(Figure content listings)

--*--

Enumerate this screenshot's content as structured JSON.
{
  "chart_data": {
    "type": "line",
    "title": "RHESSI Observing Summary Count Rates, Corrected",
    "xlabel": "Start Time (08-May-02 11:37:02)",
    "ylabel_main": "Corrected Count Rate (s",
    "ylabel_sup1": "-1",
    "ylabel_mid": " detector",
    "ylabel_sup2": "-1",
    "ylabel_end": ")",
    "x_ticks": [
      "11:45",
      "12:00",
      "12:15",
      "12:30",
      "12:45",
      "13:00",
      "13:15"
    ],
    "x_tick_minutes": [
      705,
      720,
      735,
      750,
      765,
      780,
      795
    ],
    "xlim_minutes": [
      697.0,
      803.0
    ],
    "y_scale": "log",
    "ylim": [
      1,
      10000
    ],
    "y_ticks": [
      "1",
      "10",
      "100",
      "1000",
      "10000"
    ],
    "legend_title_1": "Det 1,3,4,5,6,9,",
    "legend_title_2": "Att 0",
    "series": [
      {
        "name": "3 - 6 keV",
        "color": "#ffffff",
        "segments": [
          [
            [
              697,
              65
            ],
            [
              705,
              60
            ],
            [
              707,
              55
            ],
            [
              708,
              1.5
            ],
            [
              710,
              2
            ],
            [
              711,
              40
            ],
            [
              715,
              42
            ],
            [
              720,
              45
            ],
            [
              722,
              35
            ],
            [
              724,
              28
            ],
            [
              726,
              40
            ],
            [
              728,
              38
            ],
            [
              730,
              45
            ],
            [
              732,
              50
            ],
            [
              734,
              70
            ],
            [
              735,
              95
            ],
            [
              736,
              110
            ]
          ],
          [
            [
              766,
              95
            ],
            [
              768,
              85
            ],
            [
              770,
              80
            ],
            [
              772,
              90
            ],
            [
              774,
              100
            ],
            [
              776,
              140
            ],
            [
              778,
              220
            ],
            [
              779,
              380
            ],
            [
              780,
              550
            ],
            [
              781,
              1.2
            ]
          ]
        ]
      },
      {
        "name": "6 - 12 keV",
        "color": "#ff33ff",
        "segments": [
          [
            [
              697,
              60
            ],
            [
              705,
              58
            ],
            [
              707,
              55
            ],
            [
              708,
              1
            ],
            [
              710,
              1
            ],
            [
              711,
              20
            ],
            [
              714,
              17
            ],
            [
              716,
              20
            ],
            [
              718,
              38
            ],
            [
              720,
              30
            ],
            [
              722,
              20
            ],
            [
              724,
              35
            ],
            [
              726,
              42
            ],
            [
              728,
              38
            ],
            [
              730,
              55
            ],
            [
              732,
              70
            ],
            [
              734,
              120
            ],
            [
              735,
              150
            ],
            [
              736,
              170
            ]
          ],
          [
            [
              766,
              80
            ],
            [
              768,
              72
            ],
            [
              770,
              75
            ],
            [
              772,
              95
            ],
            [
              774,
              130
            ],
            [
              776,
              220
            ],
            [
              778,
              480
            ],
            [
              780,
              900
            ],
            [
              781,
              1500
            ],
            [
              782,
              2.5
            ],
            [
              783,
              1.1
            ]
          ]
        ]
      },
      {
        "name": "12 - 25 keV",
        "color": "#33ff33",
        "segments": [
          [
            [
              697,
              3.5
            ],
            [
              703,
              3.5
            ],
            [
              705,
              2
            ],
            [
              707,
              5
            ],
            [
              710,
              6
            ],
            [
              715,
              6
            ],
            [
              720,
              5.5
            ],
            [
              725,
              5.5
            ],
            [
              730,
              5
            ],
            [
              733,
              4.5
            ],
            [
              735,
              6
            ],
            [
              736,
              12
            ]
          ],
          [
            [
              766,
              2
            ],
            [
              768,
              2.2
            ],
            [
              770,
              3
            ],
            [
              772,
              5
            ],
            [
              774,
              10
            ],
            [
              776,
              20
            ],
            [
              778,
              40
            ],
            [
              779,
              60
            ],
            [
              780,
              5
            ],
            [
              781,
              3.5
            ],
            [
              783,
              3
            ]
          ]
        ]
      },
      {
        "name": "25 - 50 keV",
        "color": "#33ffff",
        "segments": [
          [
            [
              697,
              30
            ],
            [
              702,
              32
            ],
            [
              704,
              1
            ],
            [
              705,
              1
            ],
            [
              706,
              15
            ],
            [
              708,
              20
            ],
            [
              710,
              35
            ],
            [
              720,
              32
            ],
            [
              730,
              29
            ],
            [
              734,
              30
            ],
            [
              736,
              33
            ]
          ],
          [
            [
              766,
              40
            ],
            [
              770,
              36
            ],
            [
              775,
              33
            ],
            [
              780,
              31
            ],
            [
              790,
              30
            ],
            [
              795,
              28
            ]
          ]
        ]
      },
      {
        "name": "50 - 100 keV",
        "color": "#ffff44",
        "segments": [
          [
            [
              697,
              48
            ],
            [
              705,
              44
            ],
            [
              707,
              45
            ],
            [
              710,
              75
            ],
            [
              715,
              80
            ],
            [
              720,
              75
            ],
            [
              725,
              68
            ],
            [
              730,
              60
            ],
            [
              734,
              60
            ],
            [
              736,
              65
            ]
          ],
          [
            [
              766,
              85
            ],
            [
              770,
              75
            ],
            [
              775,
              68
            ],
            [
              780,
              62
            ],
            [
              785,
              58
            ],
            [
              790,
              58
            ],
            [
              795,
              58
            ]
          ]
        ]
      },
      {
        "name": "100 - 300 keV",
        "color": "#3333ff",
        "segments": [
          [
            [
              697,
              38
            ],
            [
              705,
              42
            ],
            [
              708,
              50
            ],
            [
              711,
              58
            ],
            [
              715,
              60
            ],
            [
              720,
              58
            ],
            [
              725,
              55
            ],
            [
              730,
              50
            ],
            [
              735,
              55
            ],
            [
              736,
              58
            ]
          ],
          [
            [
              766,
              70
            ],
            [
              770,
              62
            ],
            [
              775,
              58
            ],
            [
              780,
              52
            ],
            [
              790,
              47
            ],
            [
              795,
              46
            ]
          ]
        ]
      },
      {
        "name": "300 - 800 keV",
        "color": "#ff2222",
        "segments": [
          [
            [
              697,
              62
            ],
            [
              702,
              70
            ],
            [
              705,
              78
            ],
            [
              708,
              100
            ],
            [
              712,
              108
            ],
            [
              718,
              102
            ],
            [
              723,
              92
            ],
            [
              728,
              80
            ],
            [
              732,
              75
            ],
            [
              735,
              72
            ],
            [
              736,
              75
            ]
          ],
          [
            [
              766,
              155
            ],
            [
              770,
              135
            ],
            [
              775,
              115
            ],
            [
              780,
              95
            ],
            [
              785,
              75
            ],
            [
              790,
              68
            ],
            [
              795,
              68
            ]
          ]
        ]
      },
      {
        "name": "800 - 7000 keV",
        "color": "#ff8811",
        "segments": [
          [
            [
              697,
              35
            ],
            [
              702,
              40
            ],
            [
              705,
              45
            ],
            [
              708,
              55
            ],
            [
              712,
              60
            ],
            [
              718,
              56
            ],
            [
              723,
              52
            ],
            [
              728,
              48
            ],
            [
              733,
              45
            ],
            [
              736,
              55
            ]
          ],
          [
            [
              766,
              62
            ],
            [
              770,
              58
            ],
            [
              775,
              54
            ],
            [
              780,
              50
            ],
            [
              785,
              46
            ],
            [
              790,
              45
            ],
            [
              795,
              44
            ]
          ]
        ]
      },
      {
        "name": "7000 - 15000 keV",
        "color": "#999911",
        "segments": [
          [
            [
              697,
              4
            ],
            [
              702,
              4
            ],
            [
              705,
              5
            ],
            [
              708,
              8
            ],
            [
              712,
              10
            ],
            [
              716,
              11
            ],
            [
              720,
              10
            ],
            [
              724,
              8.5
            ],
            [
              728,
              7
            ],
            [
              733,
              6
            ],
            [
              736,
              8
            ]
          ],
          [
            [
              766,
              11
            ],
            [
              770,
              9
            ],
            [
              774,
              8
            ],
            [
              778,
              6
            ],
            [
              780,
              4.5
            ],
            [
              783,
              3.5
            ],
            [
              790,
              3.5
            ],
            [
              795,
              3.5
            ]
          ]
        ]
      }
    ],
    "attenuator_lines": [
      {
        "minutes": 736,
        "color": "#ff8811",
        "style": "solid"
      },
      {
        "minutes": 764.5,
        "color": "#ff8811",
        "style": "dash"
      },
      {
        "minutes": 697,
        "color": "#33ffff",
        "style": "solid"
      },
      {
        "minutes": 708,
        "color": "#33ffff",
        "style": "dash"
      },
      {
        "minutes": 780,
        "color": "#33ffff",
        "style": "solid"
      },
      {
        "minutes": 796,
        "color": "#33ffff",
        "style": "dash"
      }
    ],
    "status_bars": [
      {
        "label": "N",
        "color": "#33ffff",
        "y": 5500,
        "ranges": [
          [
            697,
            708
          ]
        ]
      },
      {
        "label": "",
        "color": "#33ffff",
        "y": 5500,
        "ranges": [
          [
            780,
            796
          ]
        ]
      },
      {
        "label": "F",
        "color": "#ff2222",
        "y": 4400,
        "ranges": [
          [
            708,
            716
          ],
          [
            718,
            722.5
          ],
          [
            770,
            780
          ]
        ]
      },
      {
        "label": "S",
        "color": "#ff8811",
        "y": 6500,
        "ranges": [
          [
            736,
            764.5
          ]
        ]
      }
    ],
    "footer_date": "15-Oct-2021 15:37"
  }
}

--*--

Given task: State how many lines of the records hold the string "name", and nothing else.

Task result: 9